[Excerpts from a figure dataset]
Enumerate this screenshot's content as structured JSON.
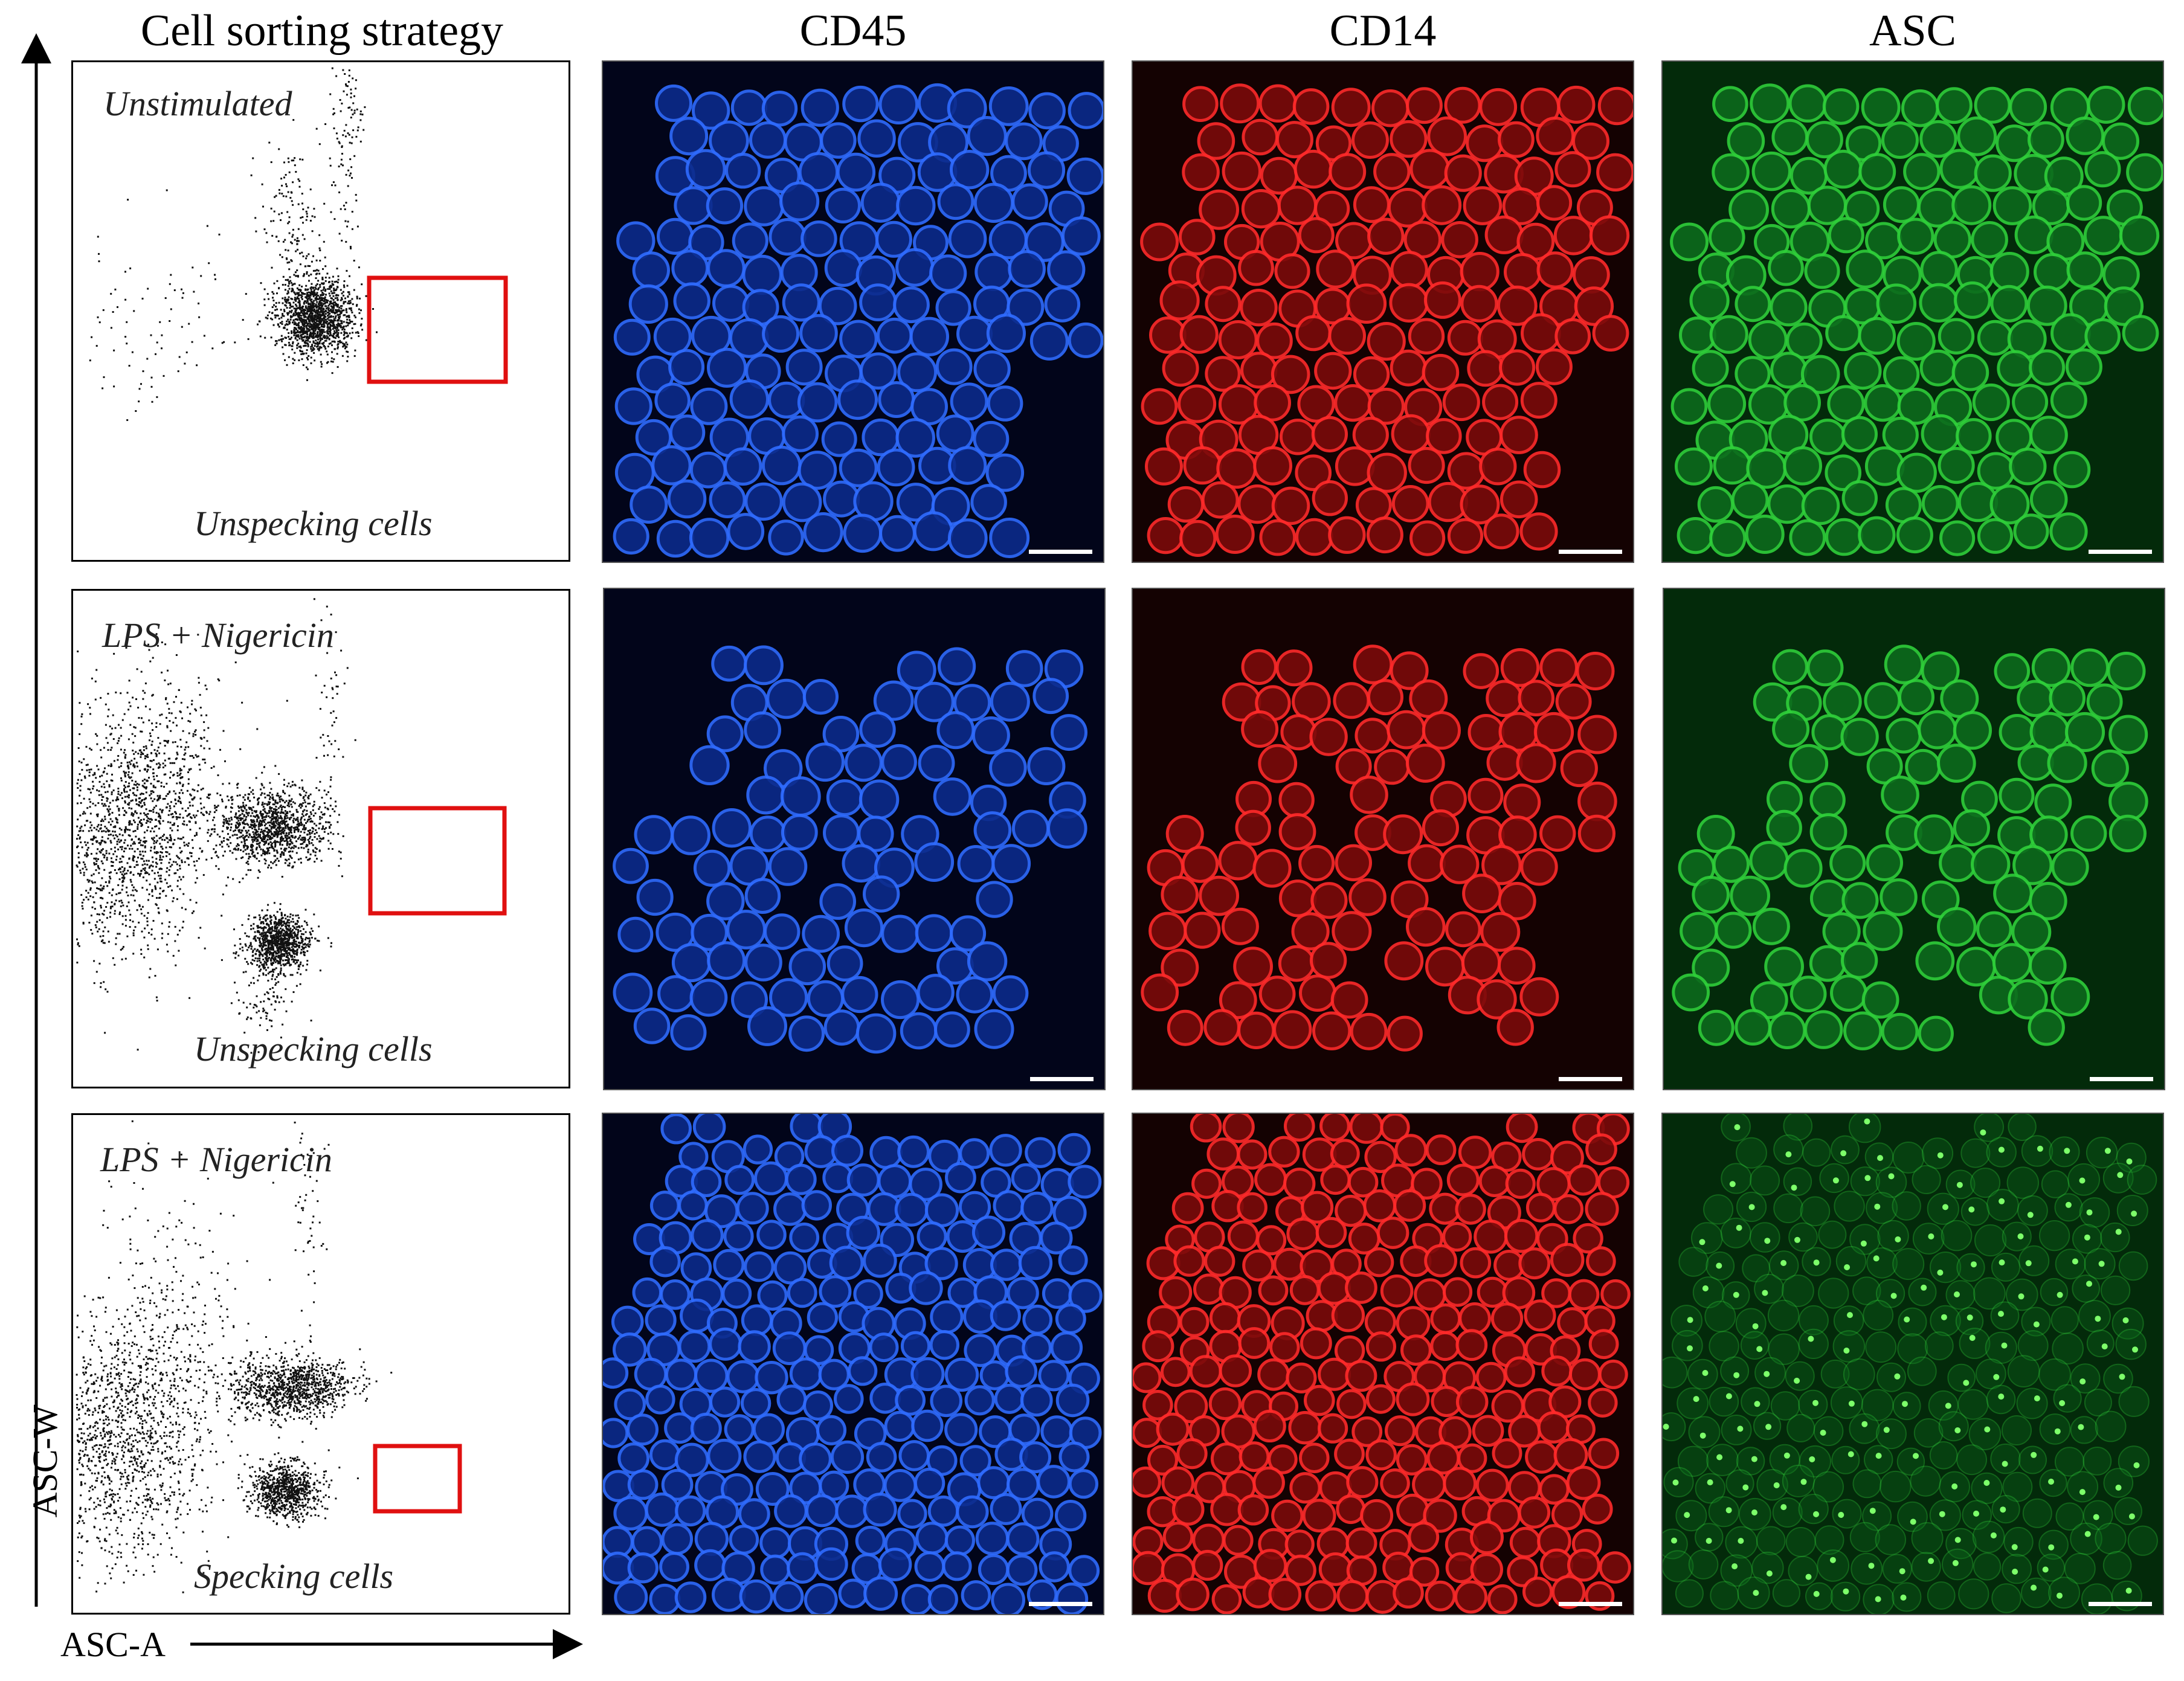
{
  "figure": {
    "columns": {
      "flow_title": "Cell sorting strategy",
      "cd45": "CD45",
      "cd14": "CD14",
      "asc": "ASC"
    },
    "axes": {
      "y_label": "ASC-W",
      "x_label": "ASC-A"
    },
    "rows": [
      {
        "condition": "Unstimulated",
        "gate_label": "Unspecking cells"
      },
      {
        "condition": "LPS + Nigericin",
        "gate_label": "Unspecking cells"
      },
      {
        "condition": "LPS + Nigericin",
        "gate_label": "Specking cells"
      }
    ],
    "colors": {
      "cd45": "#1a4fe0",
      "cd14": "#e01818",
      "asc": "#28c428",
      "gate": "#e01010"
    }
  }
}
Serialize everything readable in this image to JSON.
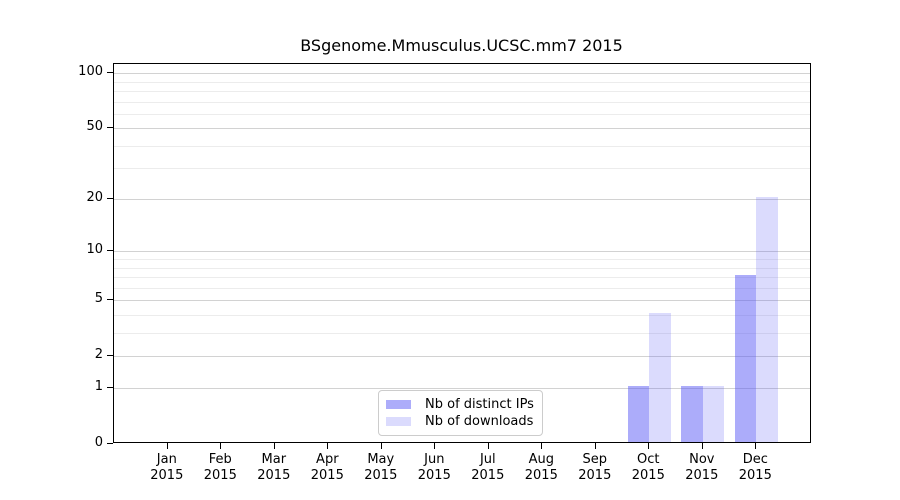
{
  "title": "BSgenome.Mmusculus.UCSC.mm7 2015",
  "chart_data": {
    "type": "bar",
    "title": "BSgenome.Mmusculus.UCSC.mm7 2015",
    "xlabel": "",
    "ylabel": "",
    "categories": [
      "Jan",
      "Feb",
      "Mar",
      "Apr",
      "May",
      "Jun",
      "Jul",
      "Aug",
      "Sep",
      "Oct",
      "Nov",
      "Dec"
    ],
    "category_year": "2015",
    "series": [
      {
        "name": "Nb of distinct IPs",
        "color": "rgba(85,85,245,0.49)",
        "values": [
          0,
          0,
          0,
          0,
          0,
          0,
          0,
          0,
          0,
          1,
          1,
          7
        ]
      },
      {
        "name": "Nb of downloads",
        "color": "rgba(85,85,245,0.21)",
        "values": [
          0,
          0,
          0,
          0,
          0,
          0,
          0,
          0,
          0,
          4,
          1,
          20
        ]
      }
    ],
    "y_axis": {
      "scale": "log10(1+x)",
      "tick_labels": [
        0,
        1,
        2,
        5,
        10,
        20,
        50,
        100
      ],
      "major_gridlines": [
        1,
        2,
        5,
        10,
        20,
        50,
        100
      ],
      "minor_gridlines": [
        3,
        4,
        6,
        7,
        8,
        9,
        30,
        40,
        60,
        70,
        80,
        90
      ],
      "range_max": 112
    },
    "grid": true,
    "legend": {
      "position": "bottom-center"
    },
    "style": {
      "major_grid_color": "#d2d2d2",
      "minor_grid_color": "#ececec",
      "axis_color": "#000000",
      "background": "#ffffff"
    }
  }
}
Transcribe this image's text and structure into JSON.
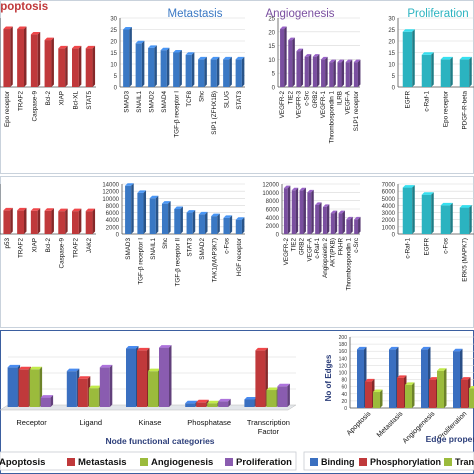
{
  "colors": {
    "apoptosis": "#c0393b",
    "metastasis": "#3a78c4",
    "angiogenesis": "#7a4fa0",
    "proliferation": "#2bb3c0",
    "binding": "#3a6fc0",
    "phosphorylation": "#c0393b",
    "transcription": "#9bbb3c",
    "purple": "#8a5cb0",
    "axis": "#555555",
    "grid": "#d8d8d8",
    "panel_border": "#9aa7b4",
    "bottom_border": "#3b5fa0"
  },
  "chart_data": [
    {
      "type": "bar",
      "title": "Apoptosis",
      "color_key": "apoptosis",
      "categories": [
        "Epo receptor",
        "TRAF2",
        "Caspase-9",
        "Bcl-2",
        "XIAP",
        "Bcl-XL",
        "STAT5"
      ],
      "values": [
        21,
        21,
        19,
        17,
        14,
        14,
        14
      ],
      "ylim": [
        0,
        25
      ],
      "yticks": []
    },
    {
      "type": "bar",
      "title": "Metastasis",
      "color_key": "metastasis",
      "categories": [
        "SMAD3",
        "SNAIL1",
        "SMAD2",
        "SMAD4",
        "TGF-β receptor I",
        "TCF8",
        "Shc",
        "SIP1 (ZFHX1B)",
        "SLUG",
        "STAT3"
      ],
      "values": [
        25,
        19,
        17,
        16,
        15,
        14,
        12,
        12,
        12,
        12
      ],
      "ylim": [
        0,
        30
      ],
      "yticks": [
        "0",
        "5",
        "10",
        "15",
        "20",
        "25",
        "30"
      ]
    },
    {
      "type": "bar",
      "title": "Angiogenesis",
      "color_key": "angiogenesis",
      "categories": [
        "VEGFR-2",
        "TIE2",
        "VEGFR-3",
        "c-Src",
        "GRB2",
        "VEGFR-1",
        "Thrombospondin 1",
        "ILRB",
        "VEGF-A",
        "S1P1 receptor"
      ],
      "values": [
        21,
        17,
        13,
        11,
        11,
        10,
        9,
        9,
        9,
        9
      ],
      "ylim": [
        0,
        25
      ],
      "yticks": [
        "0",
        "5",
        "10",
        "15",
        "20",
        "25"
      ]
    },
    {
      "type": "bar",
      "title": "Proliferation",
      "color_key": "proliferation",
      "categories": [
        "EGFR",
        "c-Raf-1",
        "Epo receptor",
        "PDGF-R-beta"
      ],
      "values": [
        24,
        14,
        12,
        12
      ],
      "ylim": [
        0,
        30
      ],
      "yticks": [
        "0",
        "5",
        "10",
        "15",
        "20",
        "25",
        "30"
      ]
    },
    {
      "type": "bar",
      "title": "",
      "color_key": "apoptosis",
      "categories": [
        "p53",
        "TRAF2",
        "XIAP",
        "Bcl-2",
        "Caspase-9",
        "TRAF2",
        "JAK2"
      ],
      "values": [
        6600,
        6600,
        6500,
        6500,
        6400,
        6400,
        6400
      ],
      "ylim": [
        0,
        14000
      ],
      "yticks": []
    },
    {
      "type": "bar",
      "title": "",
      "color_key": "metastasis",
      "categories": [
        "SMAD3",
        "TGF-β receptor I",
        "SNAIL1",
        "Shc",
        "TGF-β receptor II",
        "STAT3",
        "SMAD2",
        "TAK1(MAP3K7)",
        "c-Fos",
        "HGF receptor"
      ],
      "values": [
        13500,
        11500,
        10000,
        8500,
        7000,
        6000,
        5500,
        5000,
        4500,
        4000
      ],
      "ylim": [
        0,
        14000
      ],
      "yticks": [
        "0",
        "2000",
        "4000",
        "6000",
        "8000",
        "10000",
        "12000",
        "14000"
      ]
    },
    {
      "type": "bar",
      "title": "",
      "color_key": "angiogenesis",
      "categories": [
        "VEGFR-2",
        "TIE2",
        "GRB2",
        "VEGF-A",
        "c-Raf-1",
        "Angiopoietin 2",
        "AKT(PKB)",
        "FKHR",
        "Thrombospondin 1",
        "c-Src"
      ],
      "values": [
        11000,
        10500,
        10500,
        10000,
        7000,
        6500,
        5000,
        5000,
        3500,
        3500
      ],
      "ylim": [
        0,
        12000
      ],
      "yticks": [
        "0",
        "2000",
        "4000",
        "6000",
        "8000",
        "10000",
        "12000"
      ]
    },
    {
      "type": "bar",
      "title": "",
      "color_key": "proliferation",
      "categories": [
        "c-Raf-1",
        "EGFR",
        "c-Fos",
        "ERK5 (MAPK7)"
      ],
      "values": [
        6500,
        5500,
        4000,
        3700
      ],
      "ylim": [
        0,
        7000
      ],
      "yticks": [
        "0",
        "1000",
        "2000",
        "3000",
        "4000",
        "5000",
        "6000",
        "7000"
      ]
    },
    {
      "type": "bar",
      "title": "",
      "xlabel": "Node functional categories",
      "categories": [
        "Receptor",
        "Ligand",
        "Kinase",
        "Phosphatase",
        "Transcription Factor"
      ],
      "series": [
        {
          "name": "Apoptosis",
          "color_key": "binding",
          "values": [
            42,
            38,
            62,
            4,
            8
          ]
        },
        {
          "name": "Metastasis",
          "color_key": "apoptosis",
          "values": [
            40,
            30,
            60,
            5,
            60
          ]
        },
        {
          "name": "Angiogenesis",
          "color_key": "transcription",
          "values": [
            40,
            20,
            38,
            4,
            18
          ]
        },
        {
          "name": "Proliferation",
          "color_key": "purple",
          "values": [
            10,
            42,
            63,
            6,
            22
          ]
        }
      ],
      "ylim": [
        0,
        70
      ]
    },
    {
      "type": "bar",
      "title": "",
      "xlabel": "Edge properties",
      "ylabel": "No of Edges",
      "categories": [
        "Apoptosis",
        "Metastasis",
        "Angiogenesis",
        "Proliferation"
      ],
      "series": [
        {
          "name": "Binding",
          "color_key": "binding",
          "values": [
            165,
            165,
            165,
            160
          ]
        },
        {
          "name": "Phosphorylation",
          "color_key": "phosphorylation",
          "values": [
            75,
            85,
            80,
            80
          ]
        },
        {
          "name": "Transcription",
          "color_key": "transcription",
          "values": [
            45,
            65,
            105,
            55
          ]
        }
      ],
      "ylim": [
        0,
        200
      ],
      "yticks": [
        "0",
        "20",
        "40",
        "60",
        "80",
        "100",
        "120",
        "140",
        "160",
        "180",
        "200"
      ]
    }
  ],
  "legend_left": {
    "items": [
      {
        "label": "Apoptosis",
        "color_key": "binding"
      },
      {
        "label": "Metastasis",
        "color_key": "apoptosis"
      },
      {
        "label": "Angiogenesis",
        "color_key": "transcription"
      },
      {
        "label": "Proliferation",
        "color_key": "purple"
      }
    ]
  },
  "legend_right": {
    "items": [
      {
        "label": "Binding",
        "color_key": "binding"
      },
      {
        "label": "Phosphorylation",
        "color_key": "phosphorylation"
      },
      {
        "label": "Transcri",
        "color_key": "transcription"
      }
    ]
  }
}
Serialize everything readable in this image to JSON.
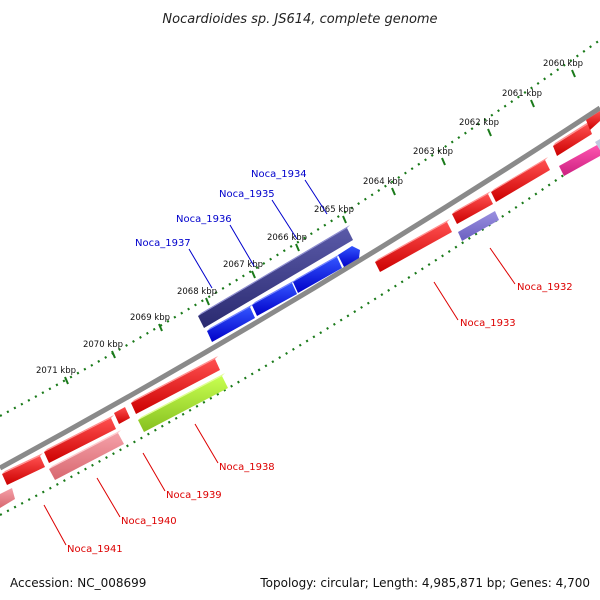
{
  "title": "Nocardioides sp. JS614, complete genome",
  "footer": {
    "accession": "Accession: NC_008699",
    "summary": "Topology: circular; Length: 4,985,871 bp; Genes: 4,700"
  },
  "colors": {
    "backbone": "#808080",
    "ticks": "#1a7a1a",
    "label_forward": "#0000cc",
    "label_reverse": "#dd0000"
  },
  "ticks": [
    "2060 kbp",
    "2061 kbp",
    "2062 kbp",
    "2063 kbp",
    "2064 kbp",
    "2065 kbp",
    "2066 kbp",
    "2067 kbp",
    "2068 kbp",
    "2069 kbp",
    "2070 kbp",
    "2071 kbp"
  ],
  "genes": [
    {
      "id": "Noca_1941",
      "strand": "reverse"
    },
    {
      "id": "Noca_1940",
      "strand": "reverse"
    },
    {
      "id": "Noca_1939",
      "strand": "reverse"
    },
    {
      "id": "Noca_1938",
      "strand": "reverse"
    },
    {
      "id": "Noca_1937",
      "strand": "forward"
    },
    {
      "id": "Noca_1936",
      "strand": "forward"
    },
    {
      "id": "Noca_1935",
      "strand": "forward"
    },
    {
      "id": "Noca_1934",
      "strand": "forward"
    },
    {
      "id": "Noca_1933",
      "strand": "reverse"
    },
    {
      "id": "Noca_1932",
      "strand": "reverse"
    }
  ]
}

- Problem to solve -
Among the records above, find each line holding "Mmusculus" and list it.

- Task response -
  "title": "BSgenome.Mmusculus.UCSC.mm7 2015",
    "title": "BSgenome.Mmusculus.UCSC.mm7 2015",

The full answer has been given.